● **Set problem**: Transcribe the listing verbatim. Do not carry over any pictures.

Start of Records for processing

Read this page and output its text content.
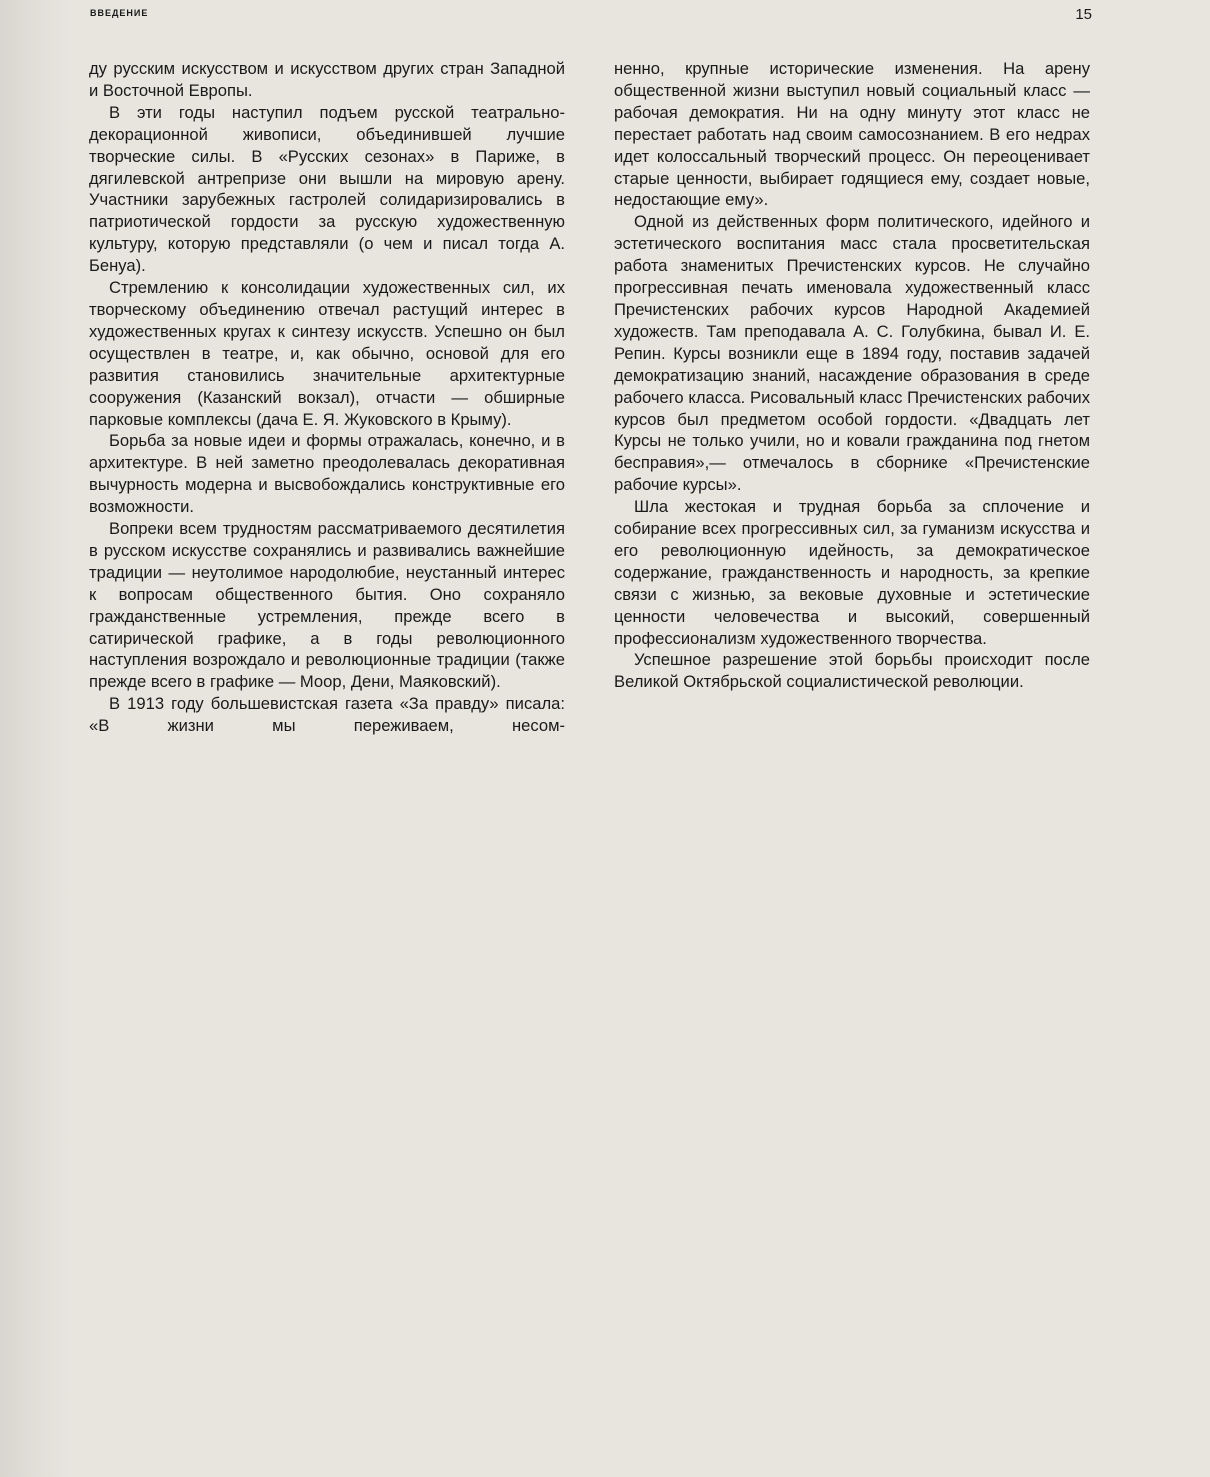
ВВЕДЕНИЕ	15

ду русским искусством и искусством других стран Западной и Восточной Европы.

В эти годы наступил подъем русской театрально-декорационной живописи, объединившей лучшие творческие силы. В «Русских сезонах» в Париже, в дягилевской антрепризе они вышли на мировую арену. Участники зарубежных гастролей солидаризировались в патриотической гордости за русскую художественную культуру, которую представляли (о чем и писал тогда А. Бенуа).

Стремлению к консолидации художественных сил, их творческому объединению отвечал растущий интерес в художественных кругах к синтезу искусств. Успешно он был осуществлен в театре, и, как обычно, основой для его развития становились значительные архитектурные сооружения (Казанский вокзал), отчасти — обширные парковые комплексы (дача Е. Я. Жуковского в Крыму).

Борьба за новые идеи и формы отражалась, конечно, и в архитектуре. В ней заметно преодолевалась декоративная вычурность модерна и высвобождались конструктивные его возможности.

Вопреки всем трудностям рассматриваемого десятилетия в русском искусстве сохранялись и развивались важнейшие традиции — неутолимое народолюбие, неустанный интерес к вопросам общественного бытия. Оно сохраняло гражданственные устремления, прежде всего в сатирической графике, а в годы революционного наступления возрождало и революционные традиции (также прежде всего в графике — Моор, Дени, Маяковский).

В 1913 году большевистская газета «За правду» писала: «В жизни мы переживаем, несом-

ненно, крупные исторические изменения. На арену общественной жизни выступил новый социальный класс — рабочая демократия. Ни на одну минуту этот класс не перестает работать над своим самосознанием. В его недрах идет колоссальный творческий процесс. Он переоценивает старые ценности, выбирает годящиеся ему, создает новые, недостающие ему».

Одной из действенных форм политического, идейного и эстетического воспитания масс стала просветительская работа знаменитых Пречистенских курсов. Не случайно прогрессивная печать именовала художественный класс Пречистенских рабочих курсов Народной Академией художеств. Там преподавала А. С. Голубкина, бывал И. Е. Репин. Курсы возникли еще в 1894 году, поставив задачей демократизацию знаний, насаждение образования в среде рабочего класса. Рисовальный класс Пречистенских рабочих курсов был предметом особой гордости. «Двадцать лет Курсы не только учили, но и ковали гражданина под гнетом бесправия»,— отмечалось в сборнике «Пречистенские рабочие курсы».

Шла жестокая и трудная борьба за сплочение и собирание всех прогрессивных сил, за гуманизм искусства и его революционную идейность, за демократическое содержание, гражданственность и народность, за крепкие связи с жизнью, за вековые духовные и эстетические ценности человечества и высокий, совершенный профессионализм художественного творчества.

Успешное разрешение этой борьбы происходит после Великой Октябрьской социалистической революции.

End of Records for processing

● **Output of the exercise**:
Read this page and output its text content.
ВВЕДЕНИЕ	15

ду русским искусством и искусством других стран Западной и Восточной Европы.

В эти годы наступил подъем русской театрально-декорационной живописи, объединившей лучшие творческие силы. В «Русских сезонах» в Париже, в дягилевской антрепризе они вышли на мировую арену. Участники зарубежных гастролей солидаризировались в патриотической гордости за русскую художественную культуру, которую представляли (о чем и писал тогда А. Бенуа).

Стремлению к консолидации художественных сил, их творческому объединению отвечал растущий интерес в художественных кругах к синтезу искусств. Успешно он был осуществлен в театре, и, как обычно, основой для его развития становились значительные архитектурные сооружения (Казанский вокзал), отчасти — обширные парковые комплексы (дача Е. Я. Жуковского в Крыму).

Борьба за новые идеи и формы отражалась, конечно, и в архитектуре. В ней заметно преодолевалась декоративная вычурность модерна и высвобождались конструктивные его возможности.

Вопреки всем трудностям рассматриваемого десятилетия в русском искусстве сохранялись и развивались важнейшие традиции — неутолимое народолюбие, неустанный интерес к вопросам общественного бытия. Оно сохраняло гражданственные устремления, прежде всего в сатирической графике, а в годы революционного наступления возрождало и революционные традиции (также прежде всего в графике — Моор, Дени, Маяковский).

В 1913 году большевистская газета «За правду» писала: «В жизни мы переживаем, несом-

ненно, крупные исторические изменения. На арену общественной жизни выступил новый социальный класс — рабочая демократия. Ни на одну минуту этот класс не перестает работать над своим самосознанием. В его недрах идет колоссальный творческий процесс. Он переоценивает старые ценности, выбирает годящиеся ему, создает новые, недостающие ему».

Одной из действенных форм политического, идейного и эстетического воспитания масс стала просветительская работа знаменитых Пречистенских курсов. Не случайно прогрессивная печать именовала художественный класс Пречистенских рабочих курсов Народной Академией художеств. Там преподавала А. С. Голубкина, бывал И. Е. Репин. Курсы возникли еще в 1894 году, поставив задачей демократизацию знаний, насаждение образования в среде рабочего класса. Рисовальный класс Пречистенских рабочих курсов был предметом особой гордости. «Двадцать лет Курсы не только учили, но и ковали гражданина под гнетом бесправия»,— отмечалось в сборнике «Пречистенские рабочие курсы».

Шла жестокая и трудная борьба за сплочение и собирание всех прогрессивных сил, за гуманизм искусства и его революционную идейность, за демократическое содержание, гражданственность и народность, за крепкие связи с жизнью, за вековые духовные и эстетические ценности человечества и высокий, совершенный профессионализм художественного творчества.

Успешное разрешение этой борьбы происходит после Великой Октябрьской социалистической революции.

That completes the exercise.